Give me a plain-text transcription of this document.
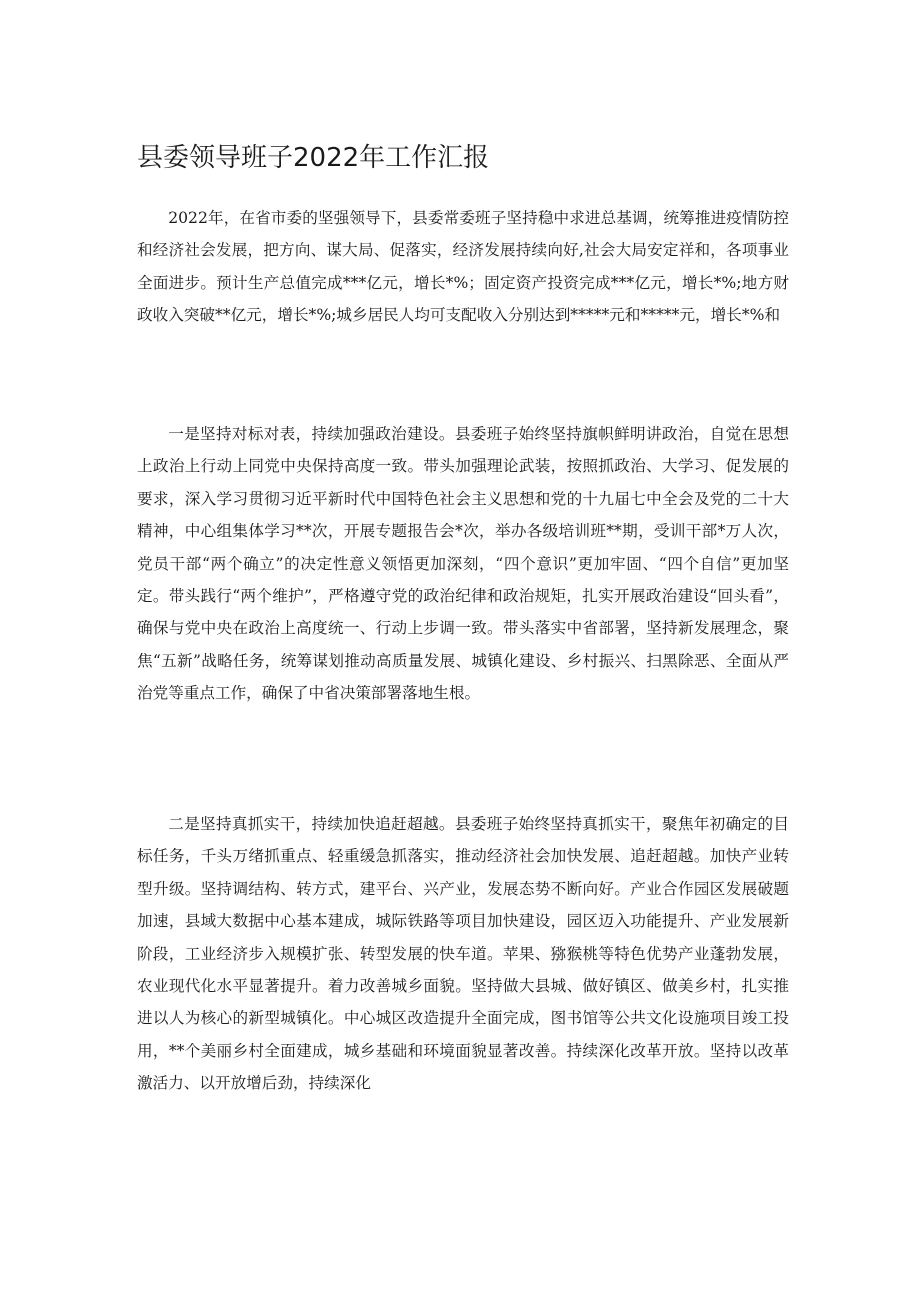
县委领导班子2022年工作汇报

2022年，在省市委的坚强领导下，县委常委班子坚持稳中求进总基调，统筹推进疫情防控和经济社会发展，把方向、谋大局、促落实，经济发展持续向好,社会大局安定祥和，各项事业全面进步。预计生产总值完成***亿元，增长*%；固定资产投资完成***亿元，增长*%;地方财政收入突破**亿元，增长*%;城乡居民人均可支配收入分别达到*****元和*****元，增长*%和

一是坚持对标对表，持续加强政治建设。县委班子始终坚持旗帜鲜明讲政治，自觉在思想上政治上行动上同党中央保持高度一致。带头加强理论武装，按照抓政治、大学习、促发展的要求，深入学习贯彻习近平新时代中国特色社会主义思想和党的十九届七中全会及党的二十大精神，中心组集体学习**次，开展专题报告会*次，举办各级培训班**期，受训干部*万人次，党员干部“两个确立”的决定性意义领悟更加深刻，“四个意识”更加牢固、“四个自信”更加坚定。带头践行“两个维护”，严格遵守党的政治纪律和政治规矩，扎实开展政治建设“回头看”，确保与党中央在政治上高度统一、行动上步调一致。带头落实中省部署，坚持新发展理念，聚焦“五新”战略任务，统筹谋划推动高质量发展、城镇化建设、乡村振兴、扫黑除恶、全面从严治党等重点工作，确保了中省决策部署落地生根。

二是坚持真抓实干，持续加快追赶超越。县委班子始终坚持真抓实干，聚焦年初确定的目标任务，千头万绪抓重点、轻重缓急抓落实，推动经济社会加快发展、追赶超越。加快产业转型升级。坚持调结构、转方式，建平台、兴产业，发展态势不断向好。产业合作园区发展破题加速，县域大数据中心基本建成，城际铁路等项目加快建设，园区迈入功能提升、产业发展新阶段，工业经济步入规模扩张、转型发展的快车道。苹果、猕猴桃等特色优势产业蓬勃发展，农业现代化水平显著提升。着力改善城乡面貌。坚持做大县城、做好镇区、做美乡村，扎实推进以人为核心的新型城镇化。中心城区改造提升全面完成，图书馆等公共文化设施项目竣工投用，**个美丽乡村全面建成，城乡基础和环境面貌显著改善。持续深化改革开放。坚持以改革激活力、以开放增后劲，持续深化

- [TASK OBJECTIVE] Repeat the records above exactly, leaving out the pictures.

- [EXERCISE RESPONSE]
Give me a plain-text transcription of this document.
县委领导班子2022年工作汇报

2022年，在省市委的坚强领导下，县委常委班子坚持稳中求进总基调，统筹推进疫情防控和经济社会发展，把方向、谋大局、促落实，经济发展持续向好,社会大局安定祥和，各项事业全面进步。预计生产总值完成***亿元，增长*%；固定资产投资完成***亿元，增长*%;地方财政收入突破**亿元，增长*%;城乡居民人均可支配收入分别达到*****元和*****元，增长*%和

一是坚持对标对表，持续加强政治建设。县委班子始终坚持旗帜鲜明讲政治，自觉在思想上政治上行动上同党中央保持高度一致。带头加强理论武装，按照抓政治、大学习、促发展的要求，深入学习贯彻习近平新时代中国特色社会主义思想和党的十九届七中全会及党的二十大精神，中心组集体学习**次，开展专题报告会*次，举办各级培训班**期，受训干部*万人次，党员干部“两个确立”的决定性意义领悟更加深刻，“四个意识”更加牢固、“四个自信”更加坚定。带头践行“两个维护”，严格遵守党的政治纪律和政治规矩，扎实开展政治建设“回头看”，确保与党中央在政治上高度统一、行动上步调一致。带头落实中省部署，坚持新发展理念，聚焦“五新”战略任务，统筹谋划推动高质量发展、城镇化建设、乡村振兴、扫黑除恶、全面从严治党等重点工作，确保了中省决策部署落地生根。

二是坚持真抓实干，持续加快追赶超越。县委班子始终坚持真抓实干，聚焦年初确定的目标任务，千头万绪抓重点、轻重缓急抓落实，推动经济社会加快发展、追赶超越。加快产业转型升级。坚持调结构、转方式，建平台、兴产业，发展态势不断向好。产业合作园区发展破题加速，县域大数据中心基本建成，城际铁路等项目加快建设，园区迈入功能提升、产业发展新阶段，工业经济步入规模扩张、转型发展的快车道。苹果、猕猴桃等特色优势产业蓬勃发展，农业现代化水平显著提升。着力改善城乡面貌。坚持做大县城、做好镇区、做美乡村，扎实推进以人为核心的新型城镇化。中心城区改造提升全面完成，图书馆等公共文化设施项目竣工投用，**个美丽乡村全面建成，城乡基础和环境面貌显著改善。持续深化改革开放。坚持以改革激活力、以开放增后劲，持续深化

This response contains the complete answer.